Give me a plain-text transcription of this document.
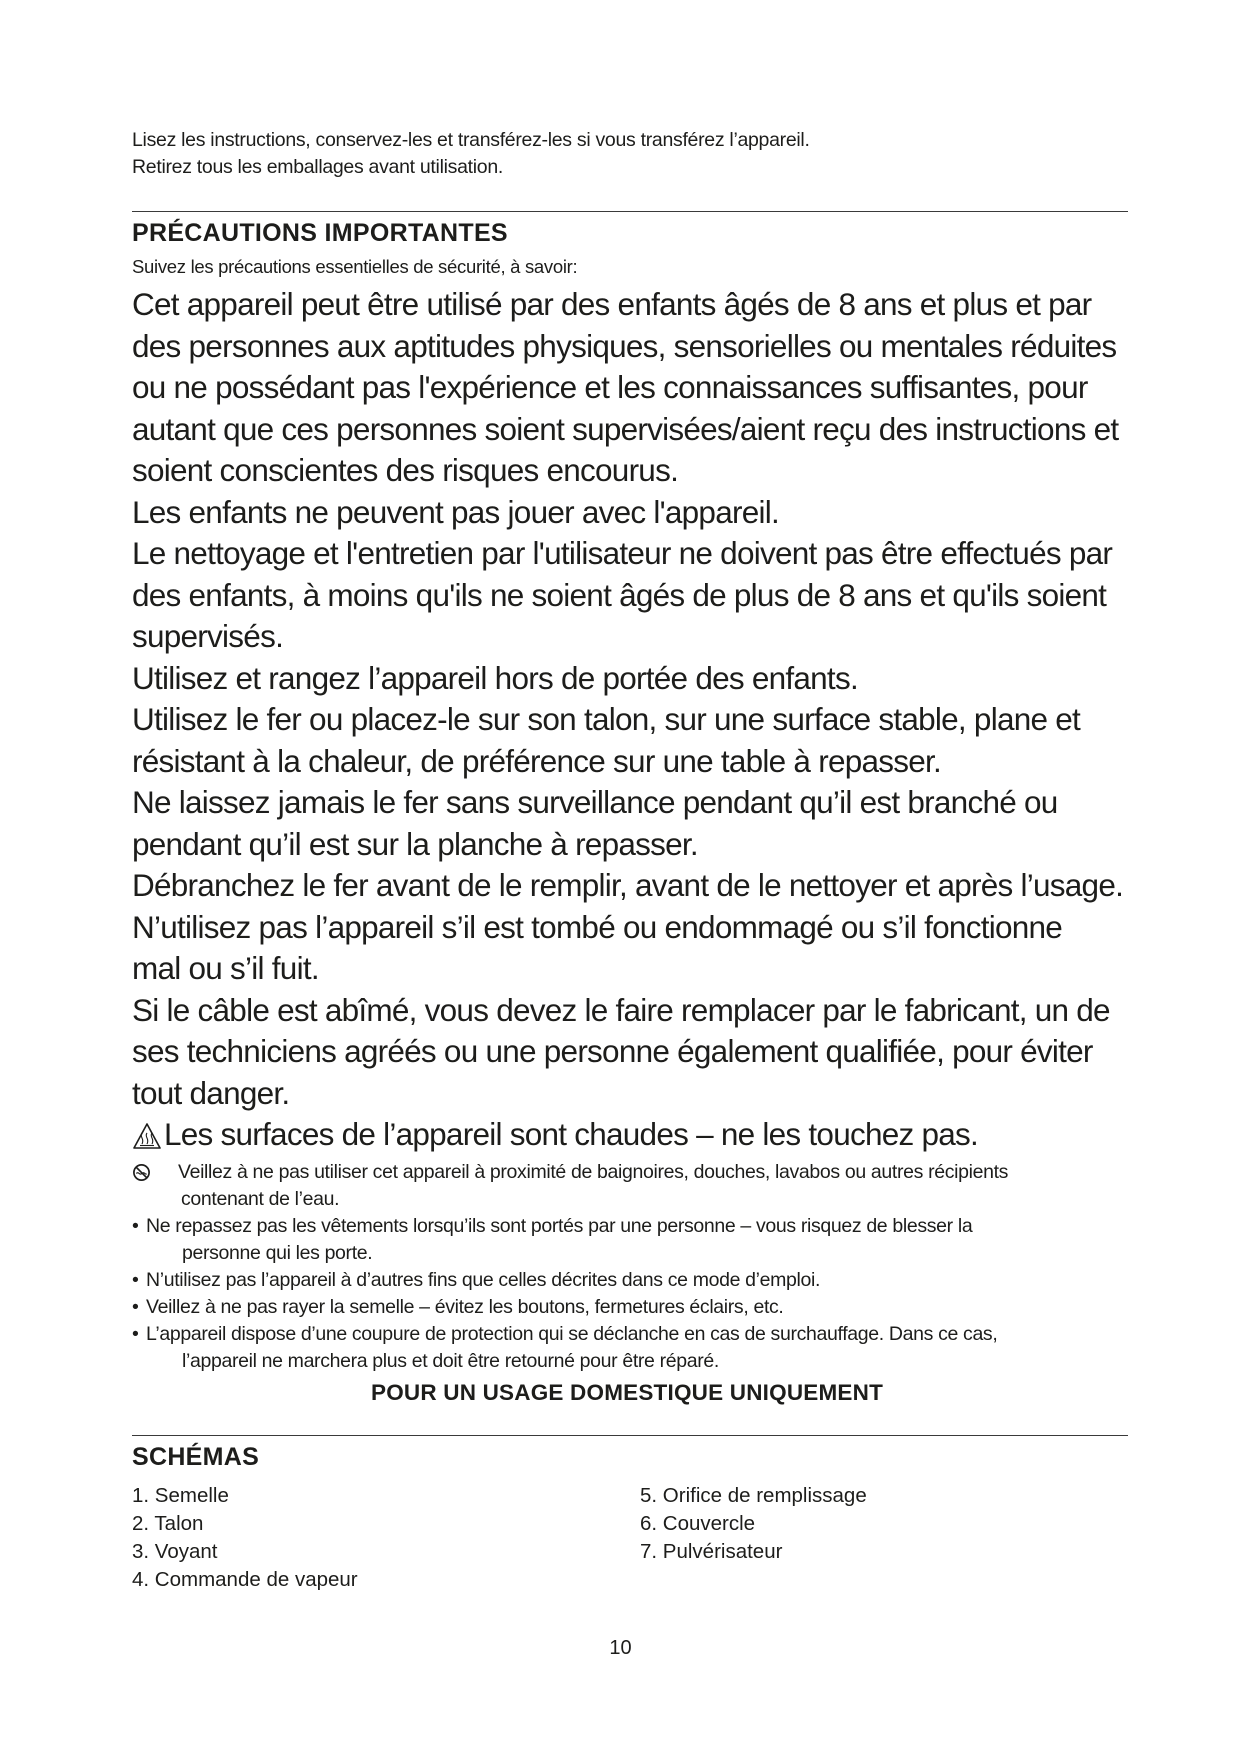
Lisez les instructions, conservez-les et transférez-les si vous transférez l’appareil.

Retirez tous les emballages avant utilisation.

PRÉCAUTIONS IMPORTANTES

Suivez les précautions essentielles de sécurité, à savoir:

Cet appareil peut être utilisé par des enfants âgés de 8 ans et plus et par

des personnes aux aptitudes physiques, sensorielles ou mentales réduites

ou ne possédant pas l'expérience et les connaissances suffisantes, pour

autant que ces personnes soient supervisées/aient reçu des instructions et

soient conscientes des risques encourus.

Les enfants ne peuvent pas jouer avec l'appareil.

Le nettoyage et l'entretien par l'utilisateur ne doivent pas être effectués par

des enfants, à moins qu'ils ne soient âgés de plus de 8 ans et qu'ils soient

supervisés.

Utilisez et rangez l’appareil hors de portée des enfants.

Utilisez le fer ou placez-le sur son talon, sur une surface stable, plane et

résistant à la chaleur, de préférence sur une table à repasser.

Ne laissez jamais le fer sans surveillance pendant qu’il est branché ou

pendant qu’il est sur la planche à repasser.

Débranchez le fer avant de le remplir, avant de le nettoyer et après l’usage.

N’utilisez pas l’appareil s’il est tombé ou endommagé ou s’il fonctionne

mal ou s’il fuit.

Si le câble est abîmé, vous devez le faire remplacer par le fabricant, un de

ses techniciens agréés ou une personne également qualifiée, pour éviter

tout danger.

Les surfaces de l’appareil sont chaudes – ne les touchez pas.

Veillez à ne pas utiliser cet appareil à proximité de baignoires, douches, lavabos ou autres récipients
contenant de l’eau.
• Ne repassez pas les vêtements lorsqu’ils sont portés par une personne – vous risquez de blesser la
personne qui les porte.
• N’utilisez pas l’appareil à d’autres fins que celles décrites dans ce mode d’emploi.
• Veillez à ne pas rayer la semelle – évitez les boutons, fermetures éclairs, etc.
• L’appareil dispose d’une coupure de protection qui se déclanche en cas de surchauffage. Dans ce cas,
l’appareil ne marchera plus et doit être retourné pour être réparé.

POUR UN USAGE DOMESTIQUE UNIQUEMENT

SCHÉMAS
1. Semelle
2. Talon
3. Voyant
4. Commande de vapeur
5. Orifice de remplissage
6. Couvercle
7. Pulvérisateur
10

★ ★ ★ ★ ★ ★ ★

PROMPT.
Skipping the pictures, transcribe each line above exactly as it appears.

WRITTEN ANSWER.
Give me a plain-text transcription of this document.
Lisez les instructions, conservez-les et transférez-les si vous transférez l’appareil.

Retirez tous les emballages avant utilisation.

PRÉCAUTIONS IMPORTANTES

Suivez les précautions essentielles de sécurité, à savoir:

Cet appareil peut être utilisé par des enfants âgés de 8 ans et plus et par

des personnes aux aptitudes physiques, sensorielles ou mentales réduites

ou ne possédant pas l'expérience et les connaissances suffisantes, pour

autant que ces personnes soient supervisées/aient reçu des instructions et

soient conscientes des risques encourus.

Les enfants ne peuvent pas jouer avec l'appareil.

Le nettoyage et l'entretien par l'utilisateur ne doivent pas être effectués par

des enfants, à moins qu'ils ne soient âgés de plus de 8 ans et qu'ils soient

supervisés.

Utilisez et rangez l’appareil hors de portée des enfants.

Utilisez le fer ou placez-le sur son talon, sur une surface stable, plane et

résistant à la chaleur, de préférence sur une table à repasser.

Ne laissez jamais le fer sans surveillance pendant qu’il est branché ou

pendant qu’il est sur la planche à repasser.

Débranchez le fer avant de le remplir, avant de le nettoyer et après l’usage.

N’utilisez pas l’appareil s’il est tombé ou endommagé ou s’il fonctionne

mal ou s’il fuit.

Si le câble est abîmé, vous devez le faire remplacer par le fabricant, un de

ses techniciens agréés ou une personne également qualifiée, pour éviter

tout danger.

Les surfaces de l’appareil sont chaudes – ne les touchez pas.

Veillez à ne pas utiliser cet appareil à proximité de baignoires, douches, lavabos ou autres récipients
contenant de l’eau.
• Ne repassez pas les vêtements lorsqu’ils sont portés par une personne – vous risquez de blesser la
personne qui les porte.
• N’utilisez pas l’appareil à d’autres fins que celles décrites dans ce mode d’emploi.
• Veillez à ne pas rayer la semelle – évitez les boutons, fermetures éclairs, etc.
• L’appareil dispose d’une coupure de protection qui se déclanche en cas de surchauffage. Dans ce cas,
l’appareil ne marchera plus et doit être retourné pour être réparé.

POUR UN USAGE DOMESTIQUE UNIQUEMENT

SCHÉMAS
1. Semelle
2. Talon
3. Voyant
4. Commande de vapeur
5. Orifice de remplissage
6. Couvercle
7. Pulvérisateur
10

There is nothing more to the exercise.